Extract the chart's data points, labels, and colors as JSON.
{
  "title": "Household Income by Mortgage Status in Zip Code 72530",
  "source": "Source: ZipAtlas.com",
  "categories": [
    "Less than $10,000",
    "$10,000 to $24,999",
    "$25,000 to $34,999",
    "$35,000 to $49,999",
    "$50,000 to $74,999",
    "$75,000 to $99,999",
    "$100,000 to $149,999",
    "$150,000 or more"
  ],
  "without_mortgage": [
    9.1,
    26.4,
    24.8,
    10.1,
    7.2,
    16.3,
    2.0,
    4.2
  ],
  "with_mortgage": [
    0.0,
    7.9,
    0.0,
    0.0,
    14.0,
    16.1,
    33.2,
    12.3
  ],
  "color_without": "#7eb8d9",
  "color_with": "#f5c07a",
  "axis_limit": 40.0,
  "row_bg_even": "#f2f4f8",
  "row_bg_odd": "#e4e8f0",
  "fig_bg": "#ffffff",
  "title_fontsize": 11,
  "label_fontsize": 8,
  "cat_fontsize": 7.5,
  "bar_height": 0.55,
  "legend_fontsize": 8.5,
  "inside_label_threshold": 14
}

Exercise – Copy all the records above precisely.

The reply –
Extract the chart's data points, labels, and colors as JSON.
{
  "title": "Household Income by Mortgage Status in Zip Code 72530",
  "source": "Source: ZipAtlas.com",
  "categories": [
    "Less than $10,000",
    "$10,000 to $24,999",
    "$25,000 to $34,999",
    "$35,000 to $49,999",
    "$50,000 to $74,999",
    "$75,000 to $99,999",
    "$100,000 to $149,999",
    "$150,000 or more"
  ],
  "without_mortgage": [
    9.1,
    26.4,
    24.8,
    10.1,
    7.2,
    16.3,
    2.0,
    4.2
  ],
  "with_mortgage": [
    0.0,
    7.9,
    0.0,
    0.0,
    14.0,
    16.1,
    33.2,
    12.3
  ],
  "color_without": "#7eb8d9",
  "color_with": "#f5c07a",
  "axis_limit": 40.0,
  "row_bg_even": "#f2f4f8",
  "row_bg_odd": "#e4e8f0",
  "fig_bg": "#ffffff",
  "title_fontsize": 11,
  "label_fontsize": 8,
  "cat_fontsize": 7.5,
  "bar_height": 0.55,
  "legend_fontsize": 8.5,
  "inside_label_threshold": 14
}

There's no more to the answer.